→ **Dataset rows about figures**
>> Start
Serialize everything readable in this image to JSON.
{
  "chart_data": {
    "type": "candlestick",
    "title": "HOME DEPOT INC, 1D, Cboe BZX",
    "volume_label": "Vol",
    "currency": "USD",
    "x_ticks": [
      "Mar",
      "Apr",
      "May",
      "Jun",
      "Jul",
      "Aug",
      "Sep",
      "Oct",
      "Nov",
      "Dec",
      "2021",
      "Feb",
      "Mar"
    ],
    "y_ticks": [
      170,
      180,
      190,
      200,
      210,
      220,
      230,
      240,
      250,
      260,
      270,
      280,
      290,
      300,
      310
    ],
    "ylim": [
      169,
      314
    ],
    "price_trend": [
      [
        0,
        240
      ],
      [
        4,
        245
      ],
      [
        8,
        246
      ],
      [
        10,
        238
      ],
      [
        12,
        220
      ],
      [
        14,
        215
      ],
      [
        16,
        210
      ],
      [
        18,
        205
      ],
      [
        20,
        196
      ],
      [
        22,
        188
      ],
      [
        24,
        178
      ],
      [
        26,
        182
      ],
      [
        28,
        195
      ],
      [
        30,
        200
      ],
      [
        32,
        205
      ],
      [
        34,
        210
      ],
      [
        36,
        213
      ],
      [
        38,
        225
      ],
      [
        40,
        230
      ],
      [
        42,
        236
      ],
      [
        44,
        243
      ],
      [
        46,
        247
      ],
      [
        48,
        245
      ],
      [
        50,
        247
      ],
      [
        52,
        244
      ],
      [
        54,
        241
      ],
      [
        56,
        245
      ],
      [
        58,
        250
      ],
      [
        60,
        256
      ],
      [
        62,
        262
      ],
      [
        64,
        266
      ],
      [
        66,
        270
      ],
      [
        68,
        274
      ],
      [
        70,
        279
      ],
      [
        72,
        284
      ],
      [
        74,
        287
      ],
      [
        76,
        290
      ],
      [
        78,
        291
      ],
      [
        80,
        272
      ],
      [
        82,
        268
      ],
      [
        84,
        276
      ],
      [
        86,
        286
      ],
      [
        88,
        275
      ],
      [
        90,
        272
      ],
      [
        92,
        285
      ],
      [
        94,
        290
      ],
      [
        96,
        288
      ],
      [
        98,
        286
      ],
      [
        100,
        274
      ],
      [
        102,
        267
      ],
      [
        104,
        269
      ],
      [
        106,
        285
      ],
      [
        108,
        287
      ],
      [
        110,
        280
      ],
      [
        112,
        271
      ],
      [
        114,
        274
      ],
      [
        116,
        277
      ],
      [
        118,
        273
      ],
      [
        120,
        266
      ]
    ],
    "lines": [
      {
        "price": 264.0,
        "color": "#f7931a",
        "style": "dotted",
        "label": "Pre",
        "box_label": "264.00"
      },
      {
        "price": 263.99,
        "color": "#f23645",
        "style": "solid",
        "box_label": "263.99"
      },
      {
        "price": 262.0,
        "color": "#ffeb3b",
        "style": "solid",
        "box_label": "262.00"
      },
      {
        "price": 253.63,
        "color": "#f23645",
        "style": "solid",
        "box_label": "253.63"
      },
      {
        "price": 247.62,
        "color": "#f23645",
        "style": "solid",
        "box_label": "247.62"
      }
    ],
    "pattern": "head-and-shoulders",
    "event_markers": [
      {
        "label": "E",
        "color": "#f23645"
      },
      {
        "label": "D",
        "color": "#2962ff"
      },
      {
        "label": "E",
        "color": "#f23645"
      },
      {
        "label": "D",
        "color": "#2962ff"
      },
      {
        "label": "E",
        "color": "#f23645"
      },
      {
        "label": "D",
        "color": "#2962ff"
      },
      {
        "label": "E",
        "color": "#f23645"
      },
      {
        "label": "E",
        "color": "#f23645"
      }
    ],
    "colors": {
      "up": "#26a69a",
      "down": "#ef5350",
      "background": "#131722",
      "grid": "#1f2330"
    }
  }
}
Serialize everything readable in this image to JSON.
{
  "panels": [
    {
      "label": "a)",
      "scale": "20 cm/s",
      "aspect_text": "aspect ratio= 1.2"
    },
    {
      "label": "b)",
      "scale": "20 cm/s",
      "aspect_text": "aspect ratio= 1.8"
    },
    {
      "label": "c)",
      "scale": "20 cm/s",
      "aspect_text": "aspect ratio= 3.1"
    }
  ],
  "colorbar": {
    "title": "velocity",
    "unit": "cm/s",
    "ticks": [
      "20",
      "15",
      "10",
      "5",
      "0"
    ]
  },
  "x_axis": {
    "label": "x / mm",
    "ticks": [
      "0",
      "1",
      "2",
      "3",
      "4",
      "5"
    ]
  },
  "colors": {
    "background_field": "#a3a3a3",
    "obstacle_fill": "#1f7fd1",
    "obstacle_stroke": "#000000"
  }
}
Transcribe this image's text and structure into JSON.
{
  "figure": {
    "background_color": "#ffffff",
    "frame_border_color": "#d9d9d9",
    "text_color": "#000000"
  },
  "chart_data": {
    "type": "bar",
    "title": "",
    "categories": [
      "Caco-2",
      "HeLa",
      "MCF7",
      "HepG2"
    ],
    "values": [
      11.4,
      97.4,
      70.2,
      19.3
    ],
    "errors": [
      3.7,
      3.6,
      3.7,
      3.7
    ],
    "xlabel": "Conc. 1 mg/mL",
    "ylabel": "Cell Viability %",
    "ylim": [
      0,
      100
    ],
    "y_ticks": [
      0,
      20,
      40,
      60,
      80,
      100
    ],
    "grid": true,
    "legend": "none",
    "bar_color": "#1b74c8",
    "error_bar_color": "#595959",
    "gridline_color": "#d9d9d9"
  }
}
>> End
Extract the data exactly as given.

→ **Solved exercise**
Serialize everything readable in this image to JSON.
{
  "chart_data": {
    "type": "candlestick",
    "title": "HOME DEPOT INC, 1D, Cboe BZX",
    "volume_label": "Vol",
    "currency": "USD",
    "x_ticks": [
      "Mar",
      "Apr",
      "May",
      "Jun",
      "Jul",
      "Aug",
      "Sep",
      "Oct",
      "Nov",
      "Dec",
      "2021",
      "Feb",
      "Mar"
    ],
    "y_ticks": [
      170,
      180,
      190,
      200,
      210,
      220,
      230,
      240,
      250,
      260,
      270,
      280,
      290,
      300,
      310
    ],
    "ylim": [
      169,
      314
    ],
    "price_trend": [
      [
        0,
        240
      ],
      [
        4,
        245
      ],
      [
        8,
        246
      ],
      [
        10,
        238
      ],
      [
        12,
        220
      ],
      [
        14,
        215
      ],
      [
        16,
        210
      ],
      [
        18,
        205
      ],
      [
        20,
        196
      ],
      [
        22,
        188
      ],
      [
        24,
        178
      ],
      [
        26,
        182
      ],
      [
        28,
        195
      ],
      [
        30,
        200
      ],
      [
        32,
        205
      ],
      [
        34,
        210
      ],
      [
        36,
        213
      ],
      [
        38,
        225
      ],
      [
        40,
        230
      ],
      [
        42,
        236
      ],
      [
        44,
        243
      ],
      [
        46,
        247
      ],
      [
        48,
        245
      ],
      [
        50,
        247
      ],
      [
        52,
        244
      ],
      [
        54,
        241
      ],
      [
        56,
        245
      ],
      [
        58,
        250
      ],
      [
        60,
        256
      ],
      [
        62,
        262
      ],
      [
        64,
        266
      ],
      [
        66,
        270
      ],
      [
        68,
        274
      ],
      [
        70,
        279
      ],
      [
        72,
        284
      ],
      [
        74,
        287
      ],
      [
        76,
        290
      ],
      [
        78,
        291
      ],
      [
        80,
        272
      ],
      [
        82,
        268
      ],
      [
        84,
        276
      ],
      [
        86,
        286
      ],
      [
        88,
        275
      ],
      [
        90,
        272
      ],
      [
        92,
        285
      ],
      [
        94,
        290
      ],
      [
        96,
        288
      ],
      [
        98,
        286
      ],
      [
        100,
        274
      ],
      [
        102,
        267
      ],
      [
        104,
        269
      ],
      [
        106,
        285
      ],
      [
        108,
        287
      ],
      [
        110,
        280
      ],
      [
        112,
        271
      ],
      [
        114,
        274
      ],
      [
        116,
        277
      ],
      [
        118,
        273
      ],
      [
        120,
        266
      ]
    ],
    "lines": [
      {
        "price": 264.0,
        "color": "#f7931a",
        "style": "dotted",
        "label": "Pre",
        "box_label": "264.00"
      },
      {
        "price": 263.99,
        "color": "#f23645",
        "style": "solid",
        "box_label": "263.99"
      },
      {
        "price": 262.0,
        "color": "#ffeb3b",
        "style": "solid",
        "box_label": "262.00"
      },
      {
        "price": 253.63,
        "color": "#f23645",
        "style": "solid",
        "box_label": "253.63"
      },
      {
        "price": 247.62,
        "color": "#f23645",
        "style": "solid",
        "box_label": "247.62"
      }
    ],
    "pattern": "head-and-shoulders",
    "event_markers": [
      {
        "label": "E",
        "color": "#f23645"
      },
      {
        "label": "D",
        "color": "#2962ff"
      },
      {
        "label": "E",
        "color": "#f23645"
      },
      {
        "label": "D",
        "color": "#2962ff"
      },
      {
        "label": "E",
        "color": "#f23645"
      },
      {
        "label": "D",
        "color": "#2962ff"
      },
      {
        "label": "E",
        "color": "#f23645"
      },
      {
        "label": "E",
        "color": "#f23645"
      }
    ],
    "colors": {
      "up": "#26a69a",
      "down": "#ef5350",
      "background": "#131722",
      "grid": "#1f2330"
    }
  }
}
Serialize everything readable in this image to JSON.
{
  "panels": [
    {
      "label": "a)",
      "scale": "20 cm/s",
      "aspect_text": "aspect ratio= 1.2"
    },
    {
      "label": "b)",
      "scale": "20 cm/s",
      "aspect_text": "aspect ratio= 1.8"
    },
    {
      "label": "c)",
      "scale": "20 cm/s",
      "aspect_text": "aspect ratio= 3.1"
    }
  ],
  "colorbar": {
    "title": "velocity",
    "unit": "cm/s",
    "ticks": [
      "20",
      "15",
      "10",
      "5",
      "0"
    ]
  },
  "x_axis": {
    "label": "x / mm",
    "ticks": [
      "0",
      "1",
      "2",
      "3",
      "4",
      "5"
    ]
  },
  "colors": {
    "background_field": "#a3a3a3",
    "obstacle_fill": "#1f7fd1",
    "obstacle_stroke": "#000000"
  }
}
Transcribe this image's text and structure into JSON.
{
  "figure": {
    "background_color": "#ffffff",
    "frame_border_color": "#d9d9d9",
    "text_color": "#000000"
  },
  "chart_data": {
    "type": "bar",
    "title": "",
    "categories": [
      "Caco-2",
      "HeLa",
      "MCF7",
      "HepG2"
    ],
    "values": [
      11.4,
      97.4,
      70.2,
      19.3
    ],
    "errors": [
      3.7,
      3.6,
      3.7,
      3.7
    ],
    "xlabel": "Conc. 1 mg/mL",
    "ylabel": "Cell Viability %",
    "ylim": [
      0,
      100
    ],
    "y_ticks": [
      0,
      20,
      40,
      60,
      80,
      100
    ],
    "grid": true,
    "legend": "none",
    "bar_color": "#1b74c8",
    "error_bar_color": "#595959",
    "gridline_color": "#d9d9d9"
  }
}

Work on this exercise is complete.